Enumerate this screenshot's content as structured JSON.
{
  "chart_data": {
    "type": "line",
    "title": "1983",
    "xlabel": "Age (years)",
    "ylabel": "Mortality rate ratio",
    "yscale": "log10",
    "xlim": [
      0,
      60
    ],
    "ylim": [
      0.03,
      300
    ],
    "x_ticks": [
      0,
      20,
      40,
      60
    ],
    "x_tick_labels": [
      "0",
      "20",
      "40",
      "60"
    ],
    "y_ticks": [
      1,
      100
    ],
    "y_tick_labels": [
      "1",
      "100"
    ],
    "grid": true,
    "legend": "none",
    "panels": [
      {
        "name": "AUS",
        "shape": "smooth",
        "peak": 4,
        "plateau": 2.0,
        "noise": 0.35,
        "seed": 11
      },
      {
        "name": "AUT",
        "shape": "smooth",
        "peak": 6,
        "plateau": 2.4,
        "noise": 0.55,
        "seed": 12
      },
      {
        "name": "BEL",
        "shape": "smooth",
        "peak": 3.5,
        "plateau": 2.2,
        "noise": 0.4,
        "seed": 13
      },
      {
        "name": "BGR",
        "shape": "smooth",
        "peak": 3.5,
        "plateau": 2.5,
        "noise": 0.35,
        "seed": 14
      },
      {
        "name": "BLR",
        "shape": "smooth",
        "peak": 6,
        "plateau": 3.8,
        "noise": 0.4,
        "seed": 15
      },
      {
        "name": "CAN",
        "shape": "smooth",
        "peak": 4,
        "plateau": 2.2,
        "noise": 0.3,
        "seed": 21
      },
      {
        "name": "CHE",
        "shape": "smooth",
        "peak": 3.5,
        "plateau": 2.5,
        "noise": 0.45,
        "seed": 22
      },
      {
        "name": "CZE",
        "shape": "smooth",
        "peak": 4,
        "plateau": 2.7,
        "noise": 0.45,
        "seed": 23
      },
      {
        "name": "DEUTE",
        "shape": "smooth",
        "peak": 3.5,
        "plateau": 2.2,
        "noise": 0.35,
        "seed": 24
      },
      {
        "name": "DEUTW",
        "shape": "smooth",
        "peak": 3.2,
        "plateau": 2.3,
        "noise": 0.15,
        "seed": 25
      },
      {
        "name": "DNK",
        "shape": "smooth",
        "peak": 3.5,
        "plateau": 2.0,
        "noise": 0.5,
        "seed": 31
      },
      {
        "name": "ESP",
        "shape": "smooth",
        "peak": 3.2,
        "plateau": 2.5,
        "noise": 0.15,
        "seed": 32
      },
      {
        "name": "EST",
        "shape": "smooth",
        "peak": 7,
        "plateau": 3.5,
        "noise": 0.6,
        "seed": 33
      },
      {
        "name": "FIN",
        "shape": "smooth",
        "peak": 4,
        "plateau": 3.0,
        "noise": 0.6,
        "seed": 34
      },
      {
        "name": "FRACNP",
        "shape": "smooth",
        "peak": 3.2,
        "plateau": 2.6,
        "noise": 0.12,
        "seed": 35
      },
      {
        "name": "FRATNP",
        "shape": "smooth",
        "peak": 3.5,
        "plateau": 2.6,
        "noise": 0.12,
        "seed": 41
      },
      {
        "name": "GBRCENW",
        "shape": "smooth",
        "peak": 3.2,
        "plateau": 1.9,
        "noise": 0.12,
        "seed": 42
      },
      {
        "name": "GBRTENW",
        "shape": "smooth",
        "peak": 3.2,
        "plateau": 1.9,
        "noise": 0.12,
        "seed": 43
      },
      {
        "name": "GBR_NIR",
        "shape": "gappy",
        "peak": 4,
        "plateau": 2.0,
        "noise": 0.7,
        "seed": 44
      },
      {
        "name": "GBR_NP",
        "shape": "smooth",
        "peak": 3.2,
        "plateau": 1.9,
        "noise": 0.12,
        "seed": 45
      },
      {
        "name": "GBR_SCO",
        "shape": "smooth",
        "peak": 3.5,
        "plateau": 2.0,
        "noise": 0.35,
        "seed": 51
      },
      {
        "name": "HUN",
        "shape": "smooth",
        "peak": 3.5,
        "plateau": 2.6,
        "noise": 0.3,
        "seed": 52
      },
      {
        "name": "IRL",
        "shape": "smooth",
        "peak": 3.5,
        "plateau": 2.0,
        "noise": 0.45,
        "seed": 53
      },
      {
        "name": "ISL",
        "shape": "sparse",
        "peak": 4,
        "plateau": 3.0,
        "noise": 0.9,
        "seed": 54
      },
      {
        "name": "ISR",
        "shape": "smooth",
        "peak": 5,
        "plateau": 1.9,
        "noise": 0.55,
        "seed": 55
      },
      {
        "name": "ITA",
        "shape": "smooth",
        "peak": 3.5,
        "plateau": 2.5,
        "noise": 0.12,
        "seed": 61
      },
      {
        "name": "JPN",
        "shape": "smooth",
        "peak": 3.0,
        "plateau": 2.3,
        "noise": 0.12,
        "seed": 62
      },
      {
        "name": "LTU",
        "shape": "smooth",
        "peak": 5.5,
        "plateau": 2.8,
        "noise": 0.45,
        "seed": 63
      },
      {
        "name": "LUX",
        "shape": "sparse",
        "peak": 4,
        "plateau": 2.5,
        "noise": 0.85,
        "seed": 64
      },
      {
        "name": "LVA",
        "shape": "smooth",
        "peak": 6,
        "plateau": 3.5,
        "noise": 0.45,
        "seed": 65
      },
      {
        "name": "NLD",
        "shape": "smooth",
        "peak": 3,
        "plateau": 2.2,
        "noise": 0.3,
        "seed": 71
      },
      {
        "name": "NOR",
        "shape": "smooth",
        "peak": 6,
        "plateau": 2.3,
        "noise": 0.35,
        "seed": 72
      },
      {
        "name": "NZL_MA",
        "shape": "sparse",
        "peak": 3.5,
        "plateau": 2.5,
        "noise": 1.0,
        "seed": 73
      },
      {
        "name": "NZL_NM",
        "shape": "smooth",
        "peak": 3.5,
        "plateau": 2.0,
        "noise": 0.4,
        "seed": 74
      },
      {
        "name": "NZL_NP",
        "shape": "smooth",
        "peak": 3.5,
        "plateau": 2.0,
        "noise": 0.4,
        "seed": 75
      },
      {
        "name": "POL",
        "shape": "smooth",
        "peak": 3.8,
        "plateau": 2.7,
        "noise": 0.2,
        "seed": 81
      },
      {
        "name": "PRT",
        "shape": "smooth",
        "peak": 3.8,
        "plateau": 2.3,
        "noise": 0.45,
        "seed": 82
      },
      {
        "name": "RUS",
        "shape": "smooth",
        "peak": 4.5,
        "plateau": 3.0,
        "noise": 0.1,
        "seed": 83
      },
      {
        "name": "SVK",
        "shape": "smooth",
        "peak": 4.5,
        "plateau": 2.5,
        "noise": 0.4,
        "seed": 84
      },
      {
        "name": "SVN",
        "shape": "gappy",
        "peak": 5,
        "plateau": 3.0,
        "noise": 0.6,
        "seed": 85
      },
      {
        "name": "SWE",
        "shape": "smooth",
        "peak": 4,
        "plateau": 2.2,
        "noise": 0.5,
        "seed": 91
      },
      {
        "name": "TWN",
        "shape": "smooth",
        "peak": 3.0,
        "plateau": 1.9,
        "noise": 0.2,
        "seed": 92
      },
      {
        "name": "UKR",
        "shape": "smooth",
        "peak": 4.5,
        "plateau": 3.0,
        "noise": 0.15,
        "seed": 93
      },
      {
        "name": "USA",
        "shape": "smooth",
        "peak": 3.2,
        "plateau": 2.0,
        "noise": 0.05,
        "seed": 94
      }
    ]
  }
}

* **Exercise objective**:
Reproduce all the records precisely.

* **Result**:
Enumerate this screenshot's content as structured JSON.
{
  "chart_data": {
    "type": "line",
    "title": "1983",
    "xlabel": "Age (years)",
    "ylabel": "Mortality rate ratio",
    "yscale": "log10",
    "xlim": [
      0,
      60
    ],
    "ylim": [
      0.03,
      300
    ],
    "x_ticks": [
      0,
      20,
      40,
      60
    ],
    "x_tick_labels": [
      "0",
      "20",
      "40",
      "60"
    ],
    "y_ticks": [
      1,
      100
    ],
    "y_tick_labels": [
      "1",
      "100"
    ],
    "grid": true,
    "legend": "none",
    "panels": [
      {
        "name": "AUS",
        "shape": "smooth",
        "peak": 4,
        "plateau": 2.0,
        "noise": 0.35,
        "seed": 11
      },
      {
        "name": "AUT",
        "shape": "smooth",
        "peak": 6,
        "plateau": 2.4,
        "noise": 0.55,
        "seed": 12
      },
      {
        "name": "BEL",
        "shape": "smooth",
        "peak": 3.5,
        "plateau": 2.2,
        "noise": 0.4,
        "seed": 13
      },
      {
        "name": "BGR",
        "shape": "smooth",
        "peak": 3.5,
        "plateau": 2.5,
        "noise": 0.35,
        "seed": 14
      },
      {
        "name": "BLR",
        "shape": "smooth",
        "peak": 6,
        "plateau": 3.8,
        "noise": 0.4,
        "seed": 15
      },
      {
        "name": "CAN",
        "shape": "smooth",
        "peak": 4,
        "plateau": 2.2,
        "noise": 0.3,
        "seed": 21
      },
      {
        "name": "CHE",
        "shape": "smooth",
        "peak": 3.5,
        "plateau": 2.5,
        "noise": 0.45,
        "seed": 22
      },
      {
        "name": "CZE",
        "shape": "smooth",
        "peak": 4,
        "plateau": 2.7,
        "noise": 0.45,
        "seed": 23
      },
      {
        "name": "DEUTE",
        "shape": "smooth",
        "peak": 3.5,
        "plateau": 2.2,
        "noise": 0.35,
        "seed": 24
      },
      {
        "name": "DEUTW",
        "shape": "smooth",
        "peak": 3.2,
        "plateau": 2.3,
        "noise": 0.15,
        "seed": 25
      },
      {
        "name": "DNK",
        "shape": "smooth",
        "peak": 3.5,
        "plateau": 2.0,
        "noise": 0.5,
        "seed": 31
      },
      {
        "name": "ESP",
        "shape": "smooth",
        "peak": 3.2,
        "plateau": 2.5,
        "noise": 0.15,
        "seed": 32
      },
      {
        "name": "EST",
        "shape": "smooth",
        "peak": 7,
        "plateau": 3.5,
        "noise": 0.6,
        "seed": 33
      },
      {
        "name": "FIN",
        "shape": "smooth",
        "peak": 4,
        "plateau": 3.0,
        "noise": 0.6,
        "seed": 34
      },
      {
        "name": "FRACNP",
        "shape": "smooth",
        "peak": 3.2,
        "plateau": 2.6,
        "noise": 0.12,
        "seed": 35
      },
      {
        "name": "FRATNP",
        "shape": "smooth",
        "peak": 3.5,
        "plateau": 2.6,
        "noise": 0.12,
        "seed": 41
      },
      {
        "name": "GBRCENW",
        "shape": "smooth",
        "peak": 3.2,
        "plateau": 1.9,
        "noise": 0.12,
        "seed": 42
      },
      {
        "name": "GBRTENW",
        "shape": "smooth",
        "peak": 3.2,
        "plateau": 1.9,
        "noise": 0.12,
        "seed": 43
      },
      {
        "name": "GBR_NIR",
        "shape": "gappy",
        "peak": 4,
        "plateau": 2.0,
        "noise": 0.7,
        "seed": 44
      },
      {
        "name": "GBR_NP",
        "shape": "smooth",
        "peak": 3.2,
        "plateau": 1.9,
        "noise": 0.12,
        "seed": 45
      },
      {
        "name": "GBR_SCO",
        "shape": "smooth",
        "peak": 3.5,
        "plateau": 2.0,
        "noise": 0.35,
        "seed": 51
      },
      {
        "name": "HUN",
        "shape": "smooth",
        "peak": 3.5,
        "plateau": 2.6,
        "noise": 0.3,
        "seed": 52
      },
      {
        "name": "IRL",
        "shape": "smooth",
        "peak": 3.5,
        "plateau": 2.0,
        "noise": 0.45,
        "seed": 53
      },
      {
        "name": "ISL",
        "shape": "sparse",
        "peak": 4,
        "plateau": 3.0,
        "noise": 0.9,
        "seed": 54
      },
      {
        "name": "ISR",
        "shape": "smooth",
        "peak": 5,
        "plateau": 1.9,
        "noise": 0.55,
        "seed": 55
      },
      {
        "name": "ITA",
        "shape": "smooth",
        "peak": 3.5,
        "plateau": 2.5,
        "noise": 0.12,
        "seed": 61
      },
      {
        "name": "JPN",
        "shape": "smooth",
        "peak": 3.0,
        "plateau": 2.3,
        "noise": 0.12,
        "seed": 62
      },
      {
        "name": "LTU",
        "shape": "smooth",
        "peak": 5.5,
        "plateau": 2.8,
        "noise": 0.45,
        "seed": 63
      },
      {
        "name": "LUX",
        "shape": "sparse",
        "peak": 4,
        "plateau": 2.5,
        "noise": 0.85,
        "seed": 64
      },
      {
        "name": "LVA",
        "shape": "smooth",
        "peak": 6,
        "plateau": 3.5,
        "noise": 0.45,
        "seed": 65
      },
      {
        "name": "NLD",
        "shape": "smooth",
        "peak": 3,
        "plateau": 2.2,
        "noise": 0.3,
        "seed": 71
      },
      {
        "name": "NOR",
        "shape": "smooth",
        "peak": 6,
        "plateau": 2.3,
        "noise": 0.35,
        "seed": 72
      },
      {
        "name": "NZL_MA",
        "shape": "sparse",
        "peak": 3.5,
        "plateau": 2.5,
        "noise": 1.0,
        "seed": 73
      },
      {
        "name": "NZL_NM",
        "shape": "smooth",
        "peak": 3.5,
        "plateau": 2.0,
        "noise": 0.4,
        "seed": 74
      },
      {
        "name": "NZL_NP",
        "shape": "smooth",
        "peak": 3.5,
        "plateau": 2.0,
        "noise": 0.4,
        "seed": 75
      },
      {
        "name": "POL",
        "shape": "smooth",
        "peak": 3.8,
        "plateau": 2.7,
        "noise": 0.2,
        "seed": 81
      },
      {
        "name": "PRT",
        "shape": "smooth",
        "peak": 3.8,
        "plateau": 2.3,
        "noise": 0.45,
        "seed": 82
      },
      {
        "name": "RUS",
        "shape": "smooth",
        "peak": 4.5,
        "plateau": 3.0,
        "noise": 0.1,
        "seed": 83
      },
      {
        "name": "SVK",
        "shape": "smooth",
        "peak": 4.5,
        "plateau": 2.5,
        "noise": 0.4,
        "seed": 84
      },
      {
        "name": "SVN",
        "shape": "gappy",
        "peak": 5,
        "plateau": 3.0,
        "noise": 0.6,
        "seed": 85
      },
      {
        "name": "SWE",
        "shape": "smooth",
        "peak": 4,
        "plateau": 2.2,
        "noise": 0.5,
        "seed": 91
      },
      {
        "name": "TWN",
        "shape": "smooth",
        "peak": 3.0,
        "plateau": 1.9,
        "noise": 0.2,
        "seed": 92
      },
      {
        "name": "UKR",
        "shape": "smooth",
        "peak": 4.5,
        "plateau": 3.0,
        "noise": 0.15,
        "seed": 93
      },
      {
        "name": "USA",
        "shape": "smooth",
        "peak": 3.2,
        "plateau": 2.0,
        "noise": 0.05,
        "seed": 94
      }
    ]
  }
}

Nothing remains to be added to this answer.